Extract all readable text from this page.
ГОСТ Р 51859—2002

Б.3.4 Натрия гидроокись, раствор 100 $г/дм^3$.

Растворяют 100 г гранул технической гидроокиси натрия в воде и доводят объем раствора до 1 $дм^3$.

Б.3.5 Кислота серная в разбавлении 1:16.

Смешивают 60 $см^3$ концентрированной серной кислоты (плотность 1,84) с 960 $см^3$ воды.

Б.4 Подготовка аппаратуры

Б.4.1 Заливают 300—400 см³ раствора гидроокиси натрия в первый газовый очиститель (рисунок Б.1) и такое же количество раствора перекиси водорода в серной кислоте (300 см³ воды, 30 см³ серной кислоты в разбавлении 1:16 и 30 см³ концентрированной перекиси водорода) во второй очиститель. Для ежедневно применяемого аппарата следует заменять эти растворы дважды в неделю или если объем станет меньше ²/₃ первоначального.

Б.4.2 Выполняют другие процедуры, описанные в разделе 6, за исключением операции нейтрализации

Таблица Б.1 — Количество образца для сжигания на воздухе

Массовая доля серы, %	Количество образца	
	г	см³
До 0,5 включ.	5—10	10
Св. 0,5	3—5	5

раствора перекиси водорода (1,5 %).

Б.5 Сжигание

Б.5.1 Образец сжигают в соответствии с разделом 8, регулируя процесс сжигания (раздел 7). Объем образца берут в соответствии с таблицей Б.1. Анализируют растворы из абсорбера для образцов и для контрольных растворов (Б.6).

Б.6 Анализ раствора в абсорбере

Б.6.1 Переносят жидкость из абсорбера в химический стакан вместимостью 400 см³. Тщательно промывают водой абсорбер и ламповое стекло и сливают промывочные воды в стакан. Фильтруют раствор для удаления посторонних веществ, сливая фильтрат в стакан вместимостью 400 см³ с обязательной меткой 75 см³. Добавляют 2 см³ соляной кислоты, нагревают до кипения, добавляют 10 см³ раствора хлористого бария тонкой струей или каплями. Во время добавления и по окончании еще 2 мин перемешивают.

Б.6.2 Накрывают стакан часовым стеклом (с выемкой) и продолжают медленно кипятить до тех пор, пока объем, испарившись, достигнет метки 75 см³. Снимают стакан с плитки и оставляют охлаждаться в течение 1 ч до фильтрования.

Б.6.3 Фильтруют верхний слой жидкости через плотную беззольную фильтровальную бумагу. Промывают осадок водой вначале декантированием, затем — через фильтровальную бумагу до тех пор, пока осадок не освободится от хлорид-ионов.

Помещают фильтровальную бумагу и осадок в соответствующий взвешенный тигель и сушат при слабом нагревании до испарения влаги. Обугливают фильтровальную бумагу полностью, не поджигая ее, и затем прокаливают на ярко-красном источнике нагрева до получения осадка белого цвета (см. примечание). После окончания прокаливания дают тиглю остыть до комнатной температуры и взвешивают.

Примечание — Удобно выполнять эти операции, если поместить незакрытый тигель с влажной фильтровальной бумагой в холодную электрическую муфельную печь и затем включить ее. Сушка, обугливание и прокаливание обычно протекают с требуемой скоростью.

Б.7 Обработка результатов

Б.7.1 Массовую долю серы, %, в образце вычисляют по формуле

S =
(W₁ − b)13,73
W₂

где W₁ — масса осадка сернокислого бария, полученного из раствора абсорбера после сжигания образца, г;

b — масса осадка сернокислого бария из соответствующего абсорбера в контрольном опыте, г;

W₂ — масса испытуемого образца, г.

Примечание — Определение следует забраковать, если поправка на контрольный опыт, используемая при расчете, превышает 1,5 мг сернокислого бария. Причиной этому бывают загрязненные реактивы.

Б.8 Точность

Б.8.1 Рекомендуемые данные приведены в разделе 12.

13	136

| SET PROBLEM |
Lines holding the word "абсорбера" in the entries above are the ones to pull out. Copy them all.

| ANSWER |
Б.5.1 Образец сжигают в соответствии с разделом 8, регулируя процесс сжигания (раздел 7). Объем образца берут в соответствии с таблицей Б.1. Анализируют растворы из абсорбера для образцов и для контрольных растворов (Б.6).
Б.6.1 Переносят жидкость из абсорбера в химический стакан вместимостью 400 см³. Тщательно промывают водой абсорбер и ламповое стекло и сливают промывочные воды в стакан. Фильтруют раствор для удаления посторонних веществ, сливая фильтрат в стакан вместимостью 400 см³ с обязательной меткой 75 см³. Добавляют 2 см³ соляной кислоты, нагревают до кипения, добавляют 10 см³ раствора хлористого бария тонкой струей или каплями. Во время добавления и по окончании еще 2 мин перемешивают.
где W₁ — масса осадка сернокислого бария, полученного из раствора абсорбера после сжигания образца, г;
b — масса осадка сернокислого бария из соответствующего абсорбера в контрольном опыте, г;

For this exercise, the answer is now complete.